Exercise brief |
Retype each entry below, keeping every character the same.

[Extracted data entries]
## Start

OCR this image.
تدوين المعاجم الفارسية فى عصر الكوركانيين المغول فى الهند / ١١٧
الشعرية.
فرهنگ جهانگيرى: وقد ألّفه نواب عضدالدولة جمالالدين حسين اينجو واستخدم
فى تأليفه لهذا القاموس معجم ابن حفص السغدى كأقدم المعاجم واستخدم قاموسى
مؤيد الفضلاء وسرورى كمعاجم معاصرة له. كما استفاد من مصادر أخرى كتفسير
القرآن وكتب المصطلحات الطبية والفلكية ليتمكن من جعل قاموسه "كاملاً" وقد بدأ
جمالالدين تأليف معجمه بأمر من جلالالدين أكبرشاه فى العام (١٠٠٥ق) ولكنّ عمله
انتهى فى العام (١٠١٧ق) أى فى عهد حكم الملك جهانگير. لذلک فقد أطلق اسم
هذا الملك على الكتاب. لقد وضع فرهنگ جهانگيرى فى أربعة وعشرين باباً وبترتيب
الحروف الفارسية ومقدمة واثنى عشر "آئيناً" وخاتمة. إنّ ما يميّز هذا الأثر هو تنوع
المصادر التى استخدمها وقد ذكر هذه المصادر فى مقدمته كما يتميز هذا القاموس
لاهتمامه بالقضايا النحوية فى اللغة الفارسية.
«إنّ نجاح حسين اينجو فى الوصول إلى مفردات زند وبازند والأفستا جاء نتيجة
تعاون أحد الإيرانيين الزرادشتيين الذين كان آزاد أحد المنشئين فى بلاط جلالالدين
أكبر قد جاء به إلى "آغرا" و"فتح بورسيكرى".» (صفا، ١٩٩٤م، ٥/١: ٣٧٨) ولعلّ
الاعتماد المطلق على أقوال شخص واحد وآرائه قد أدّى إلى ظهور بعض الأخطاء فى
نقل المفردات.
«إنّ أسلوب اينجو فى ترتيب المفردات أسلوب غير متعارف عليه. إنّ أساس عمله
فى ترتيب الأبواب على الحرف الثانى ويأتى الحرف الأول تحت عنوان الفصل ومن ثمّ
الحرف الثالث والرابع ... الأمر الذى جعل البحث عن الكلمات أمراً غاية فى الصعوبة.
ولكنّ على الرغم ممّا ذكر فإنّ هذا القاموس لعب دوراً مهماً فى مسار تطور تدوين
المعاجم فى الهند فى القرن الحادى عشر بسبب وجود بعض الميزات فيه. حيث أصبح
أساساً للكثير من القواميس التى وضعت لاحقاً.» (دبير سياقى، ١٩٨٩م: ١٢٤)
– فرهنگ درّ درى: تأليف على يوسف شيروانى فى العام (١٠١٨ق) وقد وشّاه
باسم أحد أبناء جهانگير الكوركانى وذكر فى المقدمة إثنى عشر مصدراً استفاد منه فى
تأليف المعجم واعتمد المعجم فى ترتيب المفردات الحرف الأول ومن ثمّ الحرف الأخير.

## End

Answer for the task |
OCR this image.
تدوين المعاجم الفارسية فى عصر الكوركانيين المغول فى الهند / ١١٧
الشعرية.
فرهنگ جهانگيرى: وقد ألّفه نواب عضدالدولة جمالالدين حسين اينجو واستخدم
فى تأليفه لهذا القاموس معجم ابن حفص السغدى كأقدم المعاجم واستخدم قاموسى
مؤيد الفضلاء وسرورى كمعاجم معاصرة له. كما استفاد من مصادر أخرى كتفسير
القرآن وكتب المصطلحات الطبية والفلكية ليتمكن من جعل قاموسه "كاملاً" وقد بدأ
جمالالدين تأليف معجمه بأمر من جلالالدين أكبرشاه فى العام (١٠٠٥ق) ولكنّ عمله
انتهى فى العام (١٠١٧ق) أى فى عهد حكم الملك جهانگير. لذلک فقد أطلق اسم
هذا الملك على الكتاب. لقد وضع فرهنگ جهانگيرى فى أربعة وعشرين باباً وبترتيب
الحروف الفارسية ومقدمة واثنى عشر "آئيناً" وخاتمة. إنّ ما يميّز هذا الأثر هو تنوع
المصادر التى استخدمها وقد ذكر هذه المصادر فى مقدمته كما يتميز هذا القاموس
لاهتمامه بالقضايا النحوية فى اللغة الفارسية.
«إنّ نجاح حسين اينجو فى الوصول إلى مفردات زند وبازند والأفستا جاء نتيجة
تعاون أحد الإيرانيين الزرادشتيين الذين كان آزاد أحد المنشئين فى بلاط جلالالدين
أكبر قد جاء به إلى "آغرا" و"فتح بورسيكرى".» (صفا، ١٩٩٤م، ٥/١: ٣٧٨) ولعلّ
الاعتماد المطلق على أقوال شخص واحد وآرائه قد أدّى إلى ظهور بعض الأخطاء فى
نقل المفردات.
«إنّ أسلوب اينجو فى ترتيب المفردات أسلوب غير متعارف عليه. إنّ أساس عمله
فى ترتيب الأبواب على الحرف الثانى ويأتى الحرف الأول تحت عنوان الفصل ومن ثمّ
الحرف الثالث والرابع ... الأمر الذى جعل البحث عن الكلمات أمراً غاية فى الصعوبة.
ولكنّ على الرغم ممّا ذكر فإنّ هذا القاموس لعب دوراً مهماً فى مسار تطور تدوين
المعاجم فى الهند فى القرن الحادى عشر بسبب وجود بعض الميزات فيه. حيث أصبح
أساساً للكثير من القواميس التى وضعت لاحقاً.» (دبير سياقى، ١٩٨٩م: ١٢٤)
– فرهنگ درّ درى: تأليف على يوسف شيروانى فى العام (١٠١٨ق) وقد وشّاه
باسم أحد أبناء جهانگير الكوركانى وذكر فى المقدمة إثنى عشر مصدراً استفاد منه فى
تأليف المعجم واعتمد المعجم فى ترتيب المفردات الحرف الأول ومن ثمّ الحرف الأخير.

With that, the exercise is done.